INPUT FOR THIS TASK ->
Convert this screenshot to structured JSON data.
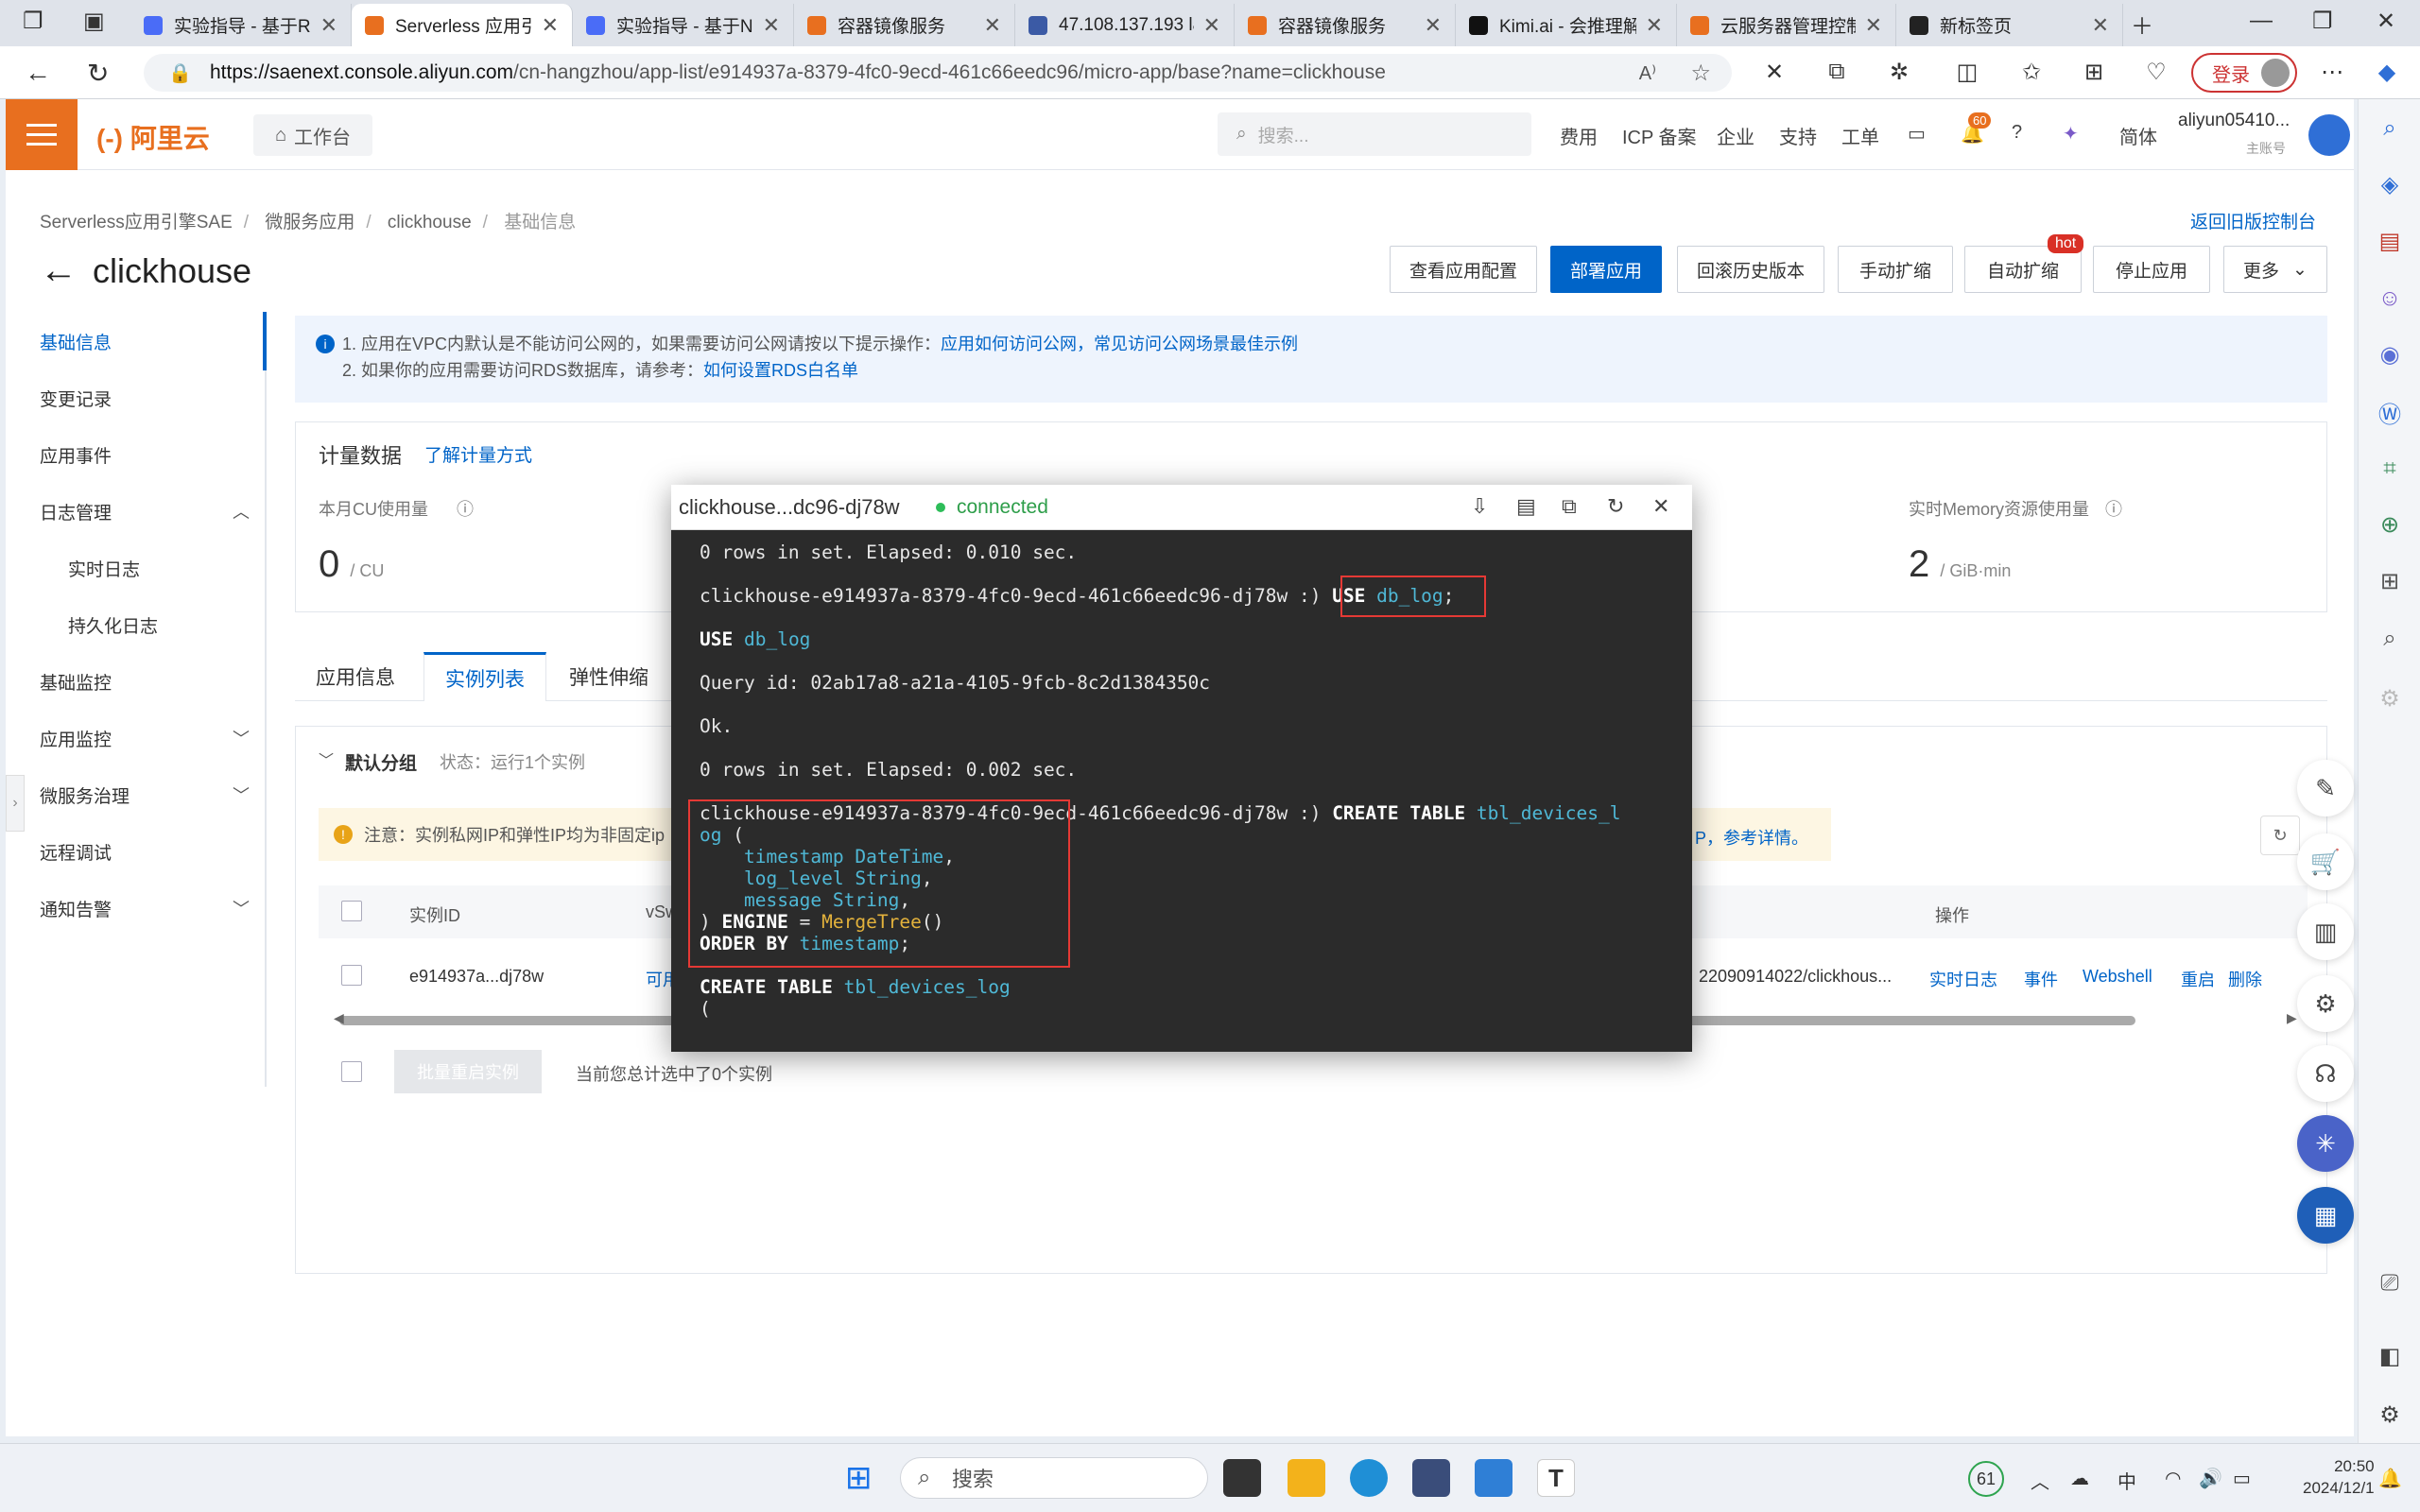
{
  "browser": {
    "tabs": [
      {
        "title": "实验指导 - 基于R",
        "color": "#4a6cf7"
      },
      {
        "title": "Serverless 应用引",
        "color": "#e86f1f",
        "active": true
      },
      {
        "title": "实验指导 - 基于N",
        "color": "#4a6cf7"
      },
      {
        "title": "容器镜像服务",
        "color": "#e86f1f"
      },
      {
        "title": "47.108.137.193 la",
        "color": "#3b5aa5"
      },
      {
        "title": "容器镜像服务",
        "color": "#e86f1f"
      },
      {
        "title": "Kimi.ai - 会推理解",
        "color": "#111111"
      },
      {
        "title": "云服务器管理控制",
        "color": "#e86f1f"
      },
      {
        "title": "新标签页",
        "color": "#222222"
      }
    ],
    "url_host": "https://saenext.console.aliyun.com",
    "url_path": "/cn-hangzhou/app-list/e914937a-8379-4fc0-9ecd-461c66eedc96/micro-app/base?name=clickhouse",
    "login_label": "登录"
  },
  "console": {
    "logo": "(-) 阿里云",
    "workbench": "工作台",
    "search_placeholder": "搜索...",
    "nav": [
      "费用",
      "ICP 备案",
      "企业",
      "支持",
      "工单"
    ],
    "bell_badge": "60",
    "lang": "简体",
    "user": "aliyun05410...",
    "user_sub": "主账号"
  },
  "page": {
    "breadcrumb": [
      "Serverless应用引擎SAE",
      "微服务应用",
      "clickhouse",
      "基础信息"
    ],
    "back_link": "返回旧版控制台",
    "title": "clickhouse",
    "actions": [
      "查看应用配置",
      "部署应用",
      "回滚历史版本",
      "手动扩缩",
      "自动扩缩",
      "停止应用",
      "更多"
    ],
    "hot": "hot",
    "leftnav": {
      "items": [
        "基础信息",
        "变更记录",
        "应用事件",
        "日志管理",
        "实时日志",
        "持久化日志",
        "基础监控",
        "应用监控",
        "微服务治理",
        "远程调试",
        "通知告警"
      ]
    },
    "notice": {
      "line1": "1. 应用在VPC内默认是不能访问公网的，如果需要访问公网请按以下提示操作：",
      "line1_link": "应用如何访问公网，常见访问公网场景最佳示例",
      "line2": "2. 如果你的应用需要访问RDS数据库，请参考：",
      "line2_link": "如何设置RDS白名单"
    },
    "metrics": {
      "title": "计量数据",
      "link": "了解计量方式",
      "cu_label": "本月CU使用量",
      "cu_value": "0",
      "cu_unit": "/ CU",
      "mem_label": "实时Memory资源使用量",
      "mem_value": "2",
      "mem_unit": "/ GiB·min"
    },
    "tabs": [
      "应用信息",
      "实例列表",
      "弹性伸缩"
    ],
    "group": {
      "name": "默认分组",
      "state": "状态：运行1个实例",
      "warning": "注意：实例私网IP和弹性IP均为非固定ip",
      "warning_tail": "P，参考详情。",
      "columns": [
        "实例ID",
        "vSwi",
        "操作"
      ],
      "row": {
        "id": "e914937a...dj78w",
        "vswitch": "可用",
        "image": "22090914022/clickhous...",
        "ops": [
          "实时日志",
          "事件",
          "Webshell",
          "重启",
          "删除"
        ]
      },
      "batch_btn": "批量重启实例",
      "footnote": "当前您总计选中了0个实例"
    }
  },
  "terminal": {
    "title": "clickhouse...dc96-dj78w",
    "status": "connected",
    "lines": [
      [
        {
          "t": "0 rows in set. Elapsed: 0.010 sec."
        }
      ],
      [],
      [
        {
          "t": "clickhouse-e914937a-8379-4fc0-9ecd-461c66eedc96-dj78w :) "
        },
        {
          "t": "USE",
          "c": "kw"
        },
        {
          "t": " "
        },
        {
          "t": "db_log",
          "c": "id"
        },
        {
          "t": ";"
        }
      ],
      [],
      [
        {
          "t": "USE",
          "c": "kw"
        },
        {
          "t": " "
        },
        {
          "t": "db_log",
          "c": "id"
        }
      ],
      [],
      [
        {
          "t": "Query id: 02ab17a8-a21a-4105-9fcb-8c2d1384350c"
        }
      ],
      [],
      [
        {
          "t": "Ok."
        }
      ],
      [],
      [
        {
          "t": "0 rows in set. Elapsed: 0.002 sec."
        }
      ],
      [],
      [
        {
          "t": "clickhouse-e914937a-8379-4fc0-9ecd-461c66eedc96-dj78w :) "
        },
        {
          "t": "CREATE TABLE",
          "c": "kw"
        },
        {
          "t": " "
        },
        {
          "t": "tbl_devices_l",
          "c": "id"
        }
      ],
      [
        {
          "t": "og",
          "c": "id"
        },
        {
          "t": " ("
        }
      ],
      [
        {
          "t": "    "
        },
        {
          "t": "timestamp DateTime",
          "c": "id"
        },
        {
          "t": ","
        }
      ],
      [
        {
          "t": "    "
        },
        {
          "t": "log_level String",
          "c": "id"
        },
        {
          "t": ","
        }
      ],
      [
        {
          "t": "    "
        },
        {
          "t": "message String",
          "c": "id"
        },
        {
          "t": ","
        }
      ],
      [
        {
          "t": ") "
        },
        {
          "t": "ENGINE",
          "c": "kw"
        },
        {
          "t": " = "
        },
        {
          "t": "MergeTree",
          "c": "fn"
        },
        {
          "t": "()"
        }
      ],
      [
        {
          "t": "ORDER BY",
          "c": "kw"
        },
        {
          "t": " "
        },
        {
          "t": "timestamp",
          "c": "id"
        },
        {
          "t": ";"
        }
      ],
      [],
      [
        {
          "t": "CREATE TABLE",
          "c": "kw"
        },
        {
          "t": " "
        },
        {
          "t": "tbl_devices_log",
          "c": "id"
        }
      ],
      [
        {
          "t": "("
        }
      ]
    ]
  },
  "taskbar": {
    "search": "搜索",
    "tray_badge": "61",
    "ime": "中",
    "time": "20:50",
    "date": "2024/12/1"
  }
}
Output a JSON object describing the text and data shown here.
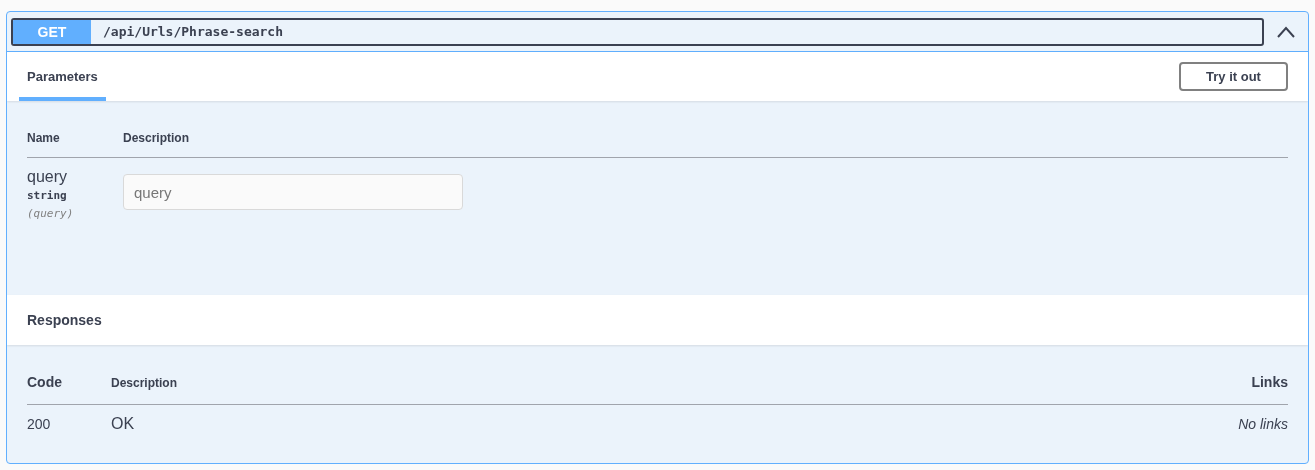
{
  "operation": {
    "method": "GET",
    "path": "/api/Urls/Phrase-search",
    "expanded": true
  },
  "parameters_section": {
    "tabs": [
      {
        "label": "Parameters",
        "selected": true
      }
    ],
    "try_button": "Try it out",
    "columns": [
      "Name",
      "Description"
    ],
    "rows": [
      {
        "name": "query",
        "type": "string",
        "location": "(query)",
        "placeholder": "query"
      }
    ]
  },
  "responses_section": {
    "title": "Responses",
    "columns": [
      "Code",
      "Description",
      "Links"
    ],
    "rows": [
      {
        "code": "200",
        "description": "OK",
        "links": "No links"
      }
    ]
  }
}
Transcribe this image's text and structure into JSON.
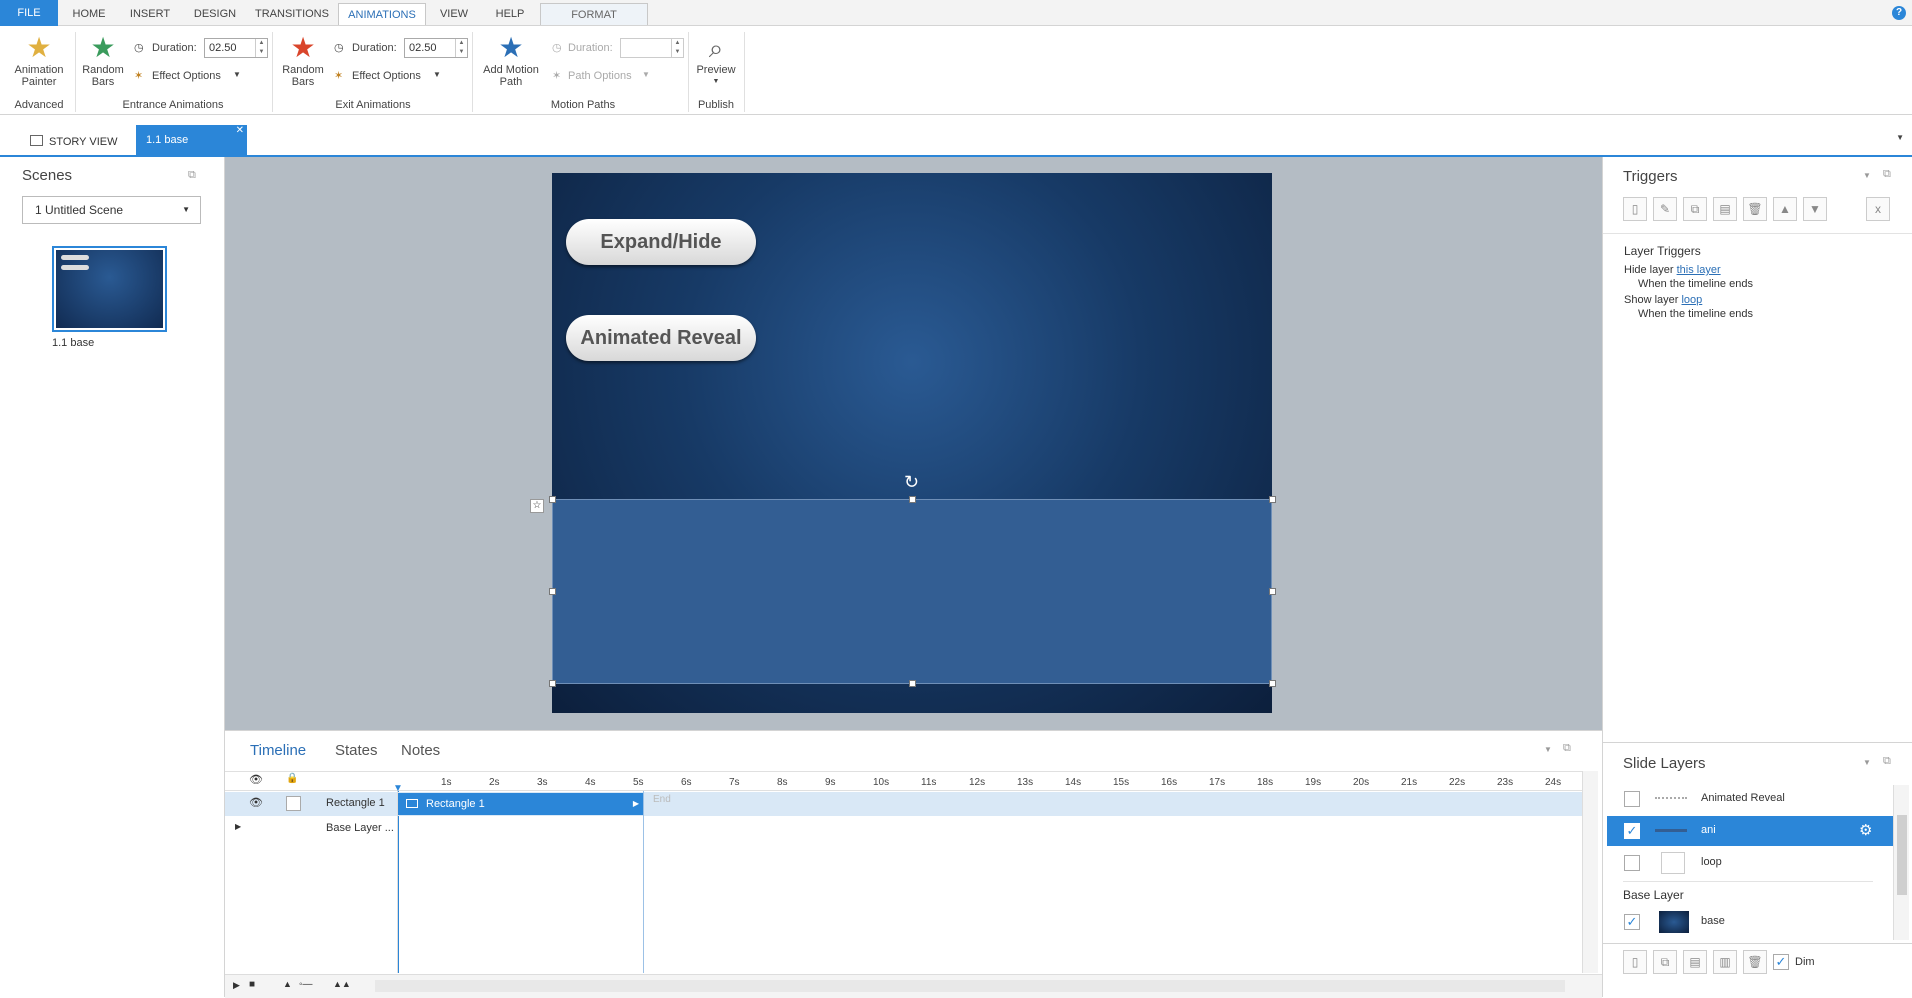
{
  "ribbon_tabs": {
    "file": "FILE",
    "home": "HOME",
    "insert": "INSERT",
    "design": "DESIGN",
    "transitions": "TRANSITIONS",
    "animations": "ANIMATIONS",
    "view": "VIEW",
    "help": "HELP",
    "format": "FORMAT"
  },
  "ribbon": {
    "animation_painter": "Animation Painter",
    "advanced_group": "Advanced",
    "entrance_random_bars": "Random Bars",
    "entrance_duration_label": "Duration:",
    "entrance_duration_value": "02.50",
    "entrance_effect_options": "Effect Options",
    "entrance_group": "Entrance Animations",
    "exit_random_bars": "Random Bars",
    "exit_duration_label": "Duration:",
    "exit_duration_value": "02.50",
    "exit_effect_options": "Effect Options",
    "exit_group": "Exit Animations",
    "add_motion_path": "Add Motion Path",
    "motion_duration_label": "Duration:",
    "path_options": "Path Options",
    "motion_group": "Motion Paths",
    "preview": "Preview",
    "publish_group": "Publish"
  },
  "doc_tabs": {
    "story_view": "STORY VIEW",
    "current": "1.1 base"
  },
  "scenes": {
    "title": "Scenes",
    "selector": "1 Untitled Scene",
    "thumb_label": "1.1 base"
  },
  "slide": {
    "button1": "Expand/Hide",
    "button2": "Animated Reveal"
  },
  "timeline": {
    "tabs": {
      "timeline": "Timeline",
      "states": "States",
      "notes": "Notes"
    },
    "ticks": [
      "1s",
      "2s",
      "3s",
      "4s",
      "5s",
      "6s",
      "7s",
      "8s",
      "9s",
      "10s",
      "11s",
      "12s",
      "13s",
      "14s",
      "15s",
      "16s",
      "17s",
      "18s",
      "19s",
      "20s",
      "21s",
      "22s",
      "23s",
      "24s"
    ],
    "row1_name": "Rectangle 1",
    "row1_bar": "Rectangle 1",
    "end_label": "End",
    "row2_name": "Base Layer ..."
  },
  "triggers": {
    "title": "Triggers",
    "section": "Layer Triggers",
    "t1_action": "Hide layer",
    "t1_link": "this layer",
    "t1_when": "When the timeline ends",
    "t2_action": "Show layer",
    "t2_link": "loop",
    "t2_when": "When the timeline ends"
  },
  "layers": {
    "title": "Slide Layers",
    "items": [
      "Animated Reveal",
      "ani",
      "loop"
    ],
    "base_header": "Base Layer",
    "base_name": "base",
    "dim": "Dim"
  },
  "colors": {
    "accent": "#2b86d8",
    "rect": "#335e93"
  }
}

WHAT IS EXPECTED ->
Sift through the entries and copy every line with "Rectangle".

EXERCISE ANSWER ->
    "row1_name": "Rectangle 1",
    "row1_bar": "Rectangle 1",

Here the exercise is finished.